Short problem »
Collect all lines below with the string "label".

* begin The data *

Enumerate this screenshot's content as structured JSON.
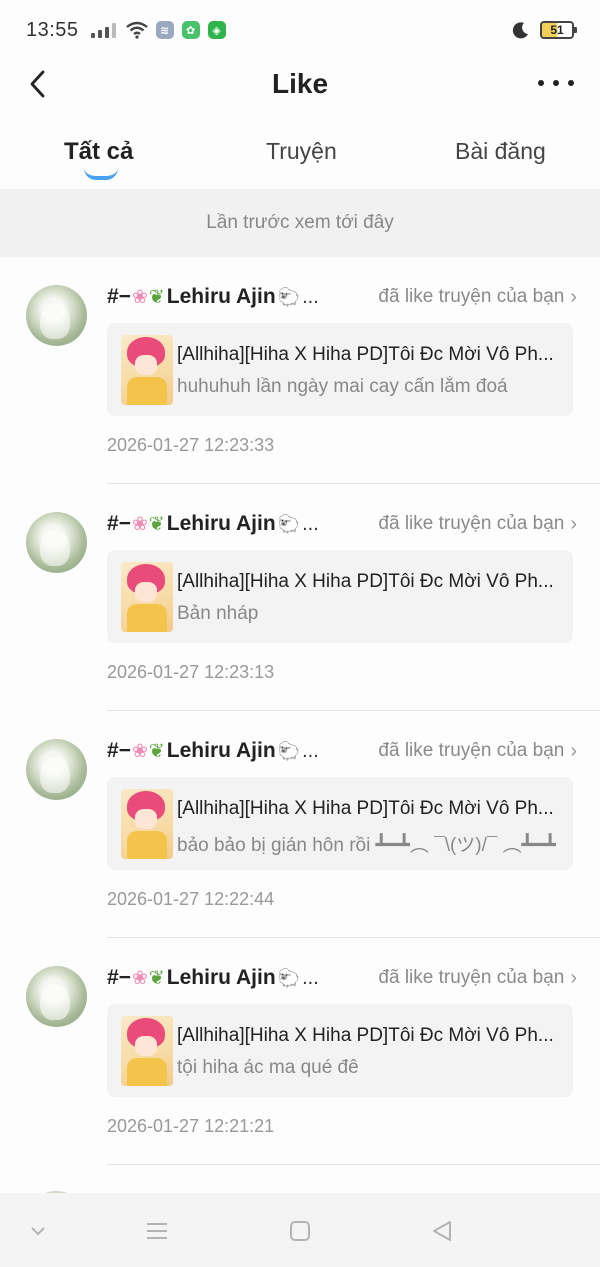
{
  "status_bar": {
    "time": "13:55",
    "battery": "51",
    "colors": {
      "badge_1": "#9aa9bf",
      "badge_2": "#48c26a",
      "badge_3": "#2fb34b"
    }
  },
  "header": {
    "title": "Like",
    "back_icon": "chevron-left-icon",
    "more_icon": "more-dots-icon"
  },
  "tabs": [
    {
      "label": "Tất cả",
      "active": true
    },
    {
      "label": "Truyện",
      "active": false
    },
    {
      "label": "Bài đăng",
      "active": false
    }
  ],
  "banner": {
    "text": "Lần trước xem tới đây"
  },
  "items": [
    {
      "user": "#−",
      "user_name": "Lehiru Ajin",
      "ellipsis": "...",
      "action": "đã like truyện của bạn",
      "story_title": "[Allhiha][Hiha X Hiha PD]Tôi Đc Mời Vô Ph...",
      "comment": "huhuhuh lần ngày mai cay cấn lắm đoá",
      "timestamp": "2026-01-27 12:23:33"
    },
    {
      "user": "#−",
      "user_name": "Lehiru Ajin",
      "ellipsis": "...",
      "action": "đã like truyện của bạn",
      "story_title": "[Allhiha][Hiha X Hiha PD]Tôi Đc Mời Vô Ph...",
      "comment": "Bản nháp",
      "timestamp": "2026-01-27 12:23:13"
    },
    {
      "user": "#−",
      "user_name": "Lehiru Ajin",
      "ellipsis": "...",
      "action": "đã like truyện của bạn",
      "story_title": "[Allhiha][Hiha X Hiha PD]Tôi Đc Mời Vô Ph...",
      "comment": "bảo bảo bị gián hôn rồi ┻━┻︵ ¯\\(ツ)/¯ ︵┻━┻",
      "timestamp": "2026-01-27 12:22:44"
    },
    {
      "user": "#−",
      "user_name": "Lehiru Ajin",
      "ellipsis": "...",
      "action": "đã like truyện của bạn",
      "story_title": "[Allhiha][Hiha X Hiha PD]Tôi Đc Mời Vô Ph...",
      "comment": "tội hiha ác ma qué đê",
      "timestamp": "2026-01-27 12:21:21"
    }
  ],
  "bottom_nav": {
    "icons": [
      "nav-hide-icon",
      "nav-menu-icon",
      "nav-home-icon",
      "nav-back-icon"
    ]
  },
  "accent_color": "#4aa3f0"
}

* end The data *

Solved problem »
      "label": "Tất cả",
      "label": "Truyện",
      "label": "Bài đăng",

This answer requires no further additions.